Write out all of the lines below, exactly and completely.
--- Start ---
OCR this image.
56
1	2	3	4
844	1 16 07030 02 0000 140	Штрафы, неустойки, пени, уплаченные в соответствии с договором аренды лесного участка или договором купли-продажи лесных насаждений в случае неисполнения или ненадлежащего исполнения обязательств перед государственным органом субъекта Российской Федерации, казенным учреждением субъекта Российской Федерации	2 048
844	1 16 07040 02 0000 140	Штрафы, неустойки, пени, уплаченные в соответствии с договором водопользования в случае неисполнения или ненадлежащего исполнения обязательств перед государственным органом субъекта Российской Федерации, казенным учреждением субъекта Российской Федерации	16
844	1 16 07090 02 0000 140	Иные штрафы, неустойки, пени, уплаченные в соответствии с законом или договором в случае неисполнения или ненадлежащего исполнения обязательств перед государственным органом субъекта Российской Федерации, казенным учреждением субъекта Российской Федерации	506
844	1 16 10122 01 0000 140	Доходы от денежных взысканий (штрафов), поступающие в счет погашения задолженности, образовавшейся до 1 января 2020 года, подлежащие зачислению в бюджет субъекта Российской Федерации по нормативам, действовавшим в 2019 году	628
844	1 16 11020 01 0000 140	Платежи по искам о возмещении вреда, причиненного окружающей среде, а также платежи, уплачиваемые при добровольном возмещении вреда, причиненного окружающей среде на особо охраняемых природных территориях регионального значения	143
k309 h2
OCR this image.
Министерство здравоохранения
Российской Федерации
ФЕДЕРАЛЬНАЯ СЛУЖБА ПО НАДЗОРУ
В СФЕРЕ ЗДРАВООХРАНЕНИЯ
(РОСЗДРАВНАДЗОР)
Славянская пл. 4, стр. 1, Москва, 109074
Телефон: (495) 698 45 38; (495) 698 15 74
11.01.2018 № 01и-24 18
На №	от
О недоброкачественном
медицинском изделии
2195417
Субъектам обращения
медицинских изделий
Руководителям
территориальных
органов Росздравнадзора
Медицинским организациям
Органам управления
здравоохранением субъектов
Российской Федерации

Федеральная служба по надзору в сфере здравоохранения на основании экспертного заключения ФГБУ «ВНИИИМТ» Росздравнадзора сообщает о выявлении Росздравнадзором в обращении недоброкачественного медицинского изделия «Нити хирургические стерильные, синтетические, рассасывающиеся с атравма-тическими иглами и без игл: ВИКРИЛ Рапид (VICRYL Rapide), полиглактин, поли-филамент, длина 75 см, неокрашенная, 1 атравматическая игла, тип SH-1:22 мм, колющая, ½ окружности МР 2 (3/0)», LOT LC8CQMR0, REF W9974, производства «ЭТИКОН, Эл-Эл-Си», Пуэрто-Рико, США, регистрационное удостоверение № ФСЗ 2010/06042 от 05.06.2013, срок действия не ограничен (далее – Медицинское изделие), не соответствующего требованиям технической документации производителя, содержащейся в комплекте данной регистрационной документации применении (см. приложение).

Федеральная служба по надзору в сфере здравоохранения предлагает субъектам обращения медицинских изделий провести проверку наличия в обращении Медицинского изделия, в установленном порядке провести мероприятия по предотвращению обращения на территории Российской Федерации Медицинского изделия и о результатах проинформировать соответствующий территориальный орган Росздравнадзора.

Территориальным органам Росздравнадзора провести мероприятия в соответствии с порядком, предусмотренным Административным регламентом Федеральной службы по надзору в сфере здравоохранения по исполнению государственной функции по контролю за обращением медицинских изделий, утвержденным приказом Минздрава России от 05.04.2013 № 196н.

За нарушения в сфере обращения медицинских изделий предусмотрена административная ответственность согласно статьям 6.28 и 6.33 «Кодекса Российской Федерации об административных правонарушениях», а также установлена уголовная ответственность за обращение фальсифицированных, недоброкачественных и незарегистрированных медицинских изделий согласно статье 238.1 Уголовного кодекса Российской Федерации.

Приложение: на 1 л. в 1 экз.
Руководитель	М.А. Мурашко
--- End ---
→ Response to this task
OCR this image.
56
1	2	3	4
844	1 16 07030 02 0000 140	Штрафы, неустойки, пени, уплаченные в соответствии с договором аренды лесного участка или договором купли-продажи лесных насаждений в случае неисполнения или ненадлежащего исполнения обязательств перед государственным органом субъекта Российской Федерации, казенным учреждением субъекта Российской Федерации	2 048
844	1 16 07040 02 0000 140	Штрафы, неустойки, пени, уплаченные в соответствии с договором водопользования в случае неисполнения или ненадлежащего исполнения обязательств перед государственным органом субъекта Российской Федерации, казенным учреждением субъекта Российской Федерации	16
844	1 16 07090 02 0000 140	Иные штрафы, неустойки, пени, уплаченные в соответствии с законом или договором в случае неисполнения или ненадлежащего исполнения обязательств перед государственным органом субъекта Российской Федерации, казенным учреждением субъекта Российской Федерации	506
844	1 16 10122 01 0000 140	Доходы от денежных взысканий (штрафов), поступающие в счет погашения задолженности, образовавшейся до 1 января 2020 года, подлежащие зачислению в бюджет субъекта Российской Федерации по нормативам, действовавшим в 2019 году	628
844	1 16 11020 01 0000 140	Платежи по искам о возмещении вреда, причиненного окружающей среде, а также платежи, уплачиваемые при добровольном возмещении вреда, причиненного окружающей среде на особо охраняемых природных территориях регионального значения	143
k309 h2
OCR this image.
Министерство здравоохранения
Российской Федерации
ФЕДЕРАЛЬНАЯ СЛУЖБА ПО НАДЗОРУ
В СФЕРЕ ЗДРАВООХРАНЕНИЯ
(РОСЗДРАВНАДЗОР)
Славянская пл. 4, стр. 1, Москва, 109074
Телефон: (495) 698 45 38; (495) 698 15 74
11.01.2018 № 01и-24 18
На №	от
О недоброкачественном
медицинском изделии
2195417
Субъектам обращения
медицинских изделий
Руководителям
территориальных
органов Росздравнадзора
Медицинским организациям
Органам управления
здравоохранением субъектов
Российской Федерации

Федеральная служба по надзору в сфере здравоохранения на основании экспертного заключения ФГБУ «ВНИИИМТ» Росздравнадзора сообщает о выявлении Росздравнадзором в обращении недоброкачественного медицинского изделия «Нити хирургические стерильные, синтетические, рассасывающиеся с атравма-тическими иглами и без игл: ВИКРИЛ Рапид (VICRYL Rapide), полиглактин, поли-филамент, длина 75 см, неокрашенная, 1 атравматическая игла, тип SH-1:22 мм, колющая, ½ окружности МР 2 (3/0)», LOT LC8CQMR0, REF W9974, производства «ЭТИКОН, Эл-Эл-Си», Пуэрто-Рико, США, регистрационное удостоверение № ФСЗ 2010/06042 от 05.06.2013, срок действия не ограничен (далее – Медицинское изделие), не соответствующего требованиям технической документации производителя, содержащейся в комплекте данной регистрационной документации применении (см. приложение).

Федеральная служба по надзору в сфере здравоохранения предлагает субъектам обращения медицинских изделий провести проверку наличия в обращении Медицинского изделия, в установленном порядке провести мероприятия по предотвращению обращения на территории Российской Федерации Медицинского изделия и о результатах проинформировать соответствующий территориальный орган Росздравнадзора.

Территориальным органам Росздравнадзора провести мероприятия в соответствии с порядком, предусмотренным Административным регламентом Федеральной службы по надзору в сфере здравоохранения по исполнению государственной функции по контролю за обращением медицинских изделий, утвержденным приказом Минздрава России от 05.04.2013 № 196н.

За нарушения в сфере обращения медицинских изделий предусмотрена административная ответственность согласно статьям 6.28 и 6.33 «Кодекса Российской Федерации об административных правонарушениях», а также установлена уголовная ответственность за обращение фальсифицированных, недоброкачественных и незарегистрированных медицинских изделий согласно статье 238.1 Уголовного кодекса Российской Федерации.

Приложение: на 1 л. в 1 экз.
Руководитель	М.А. Мурашко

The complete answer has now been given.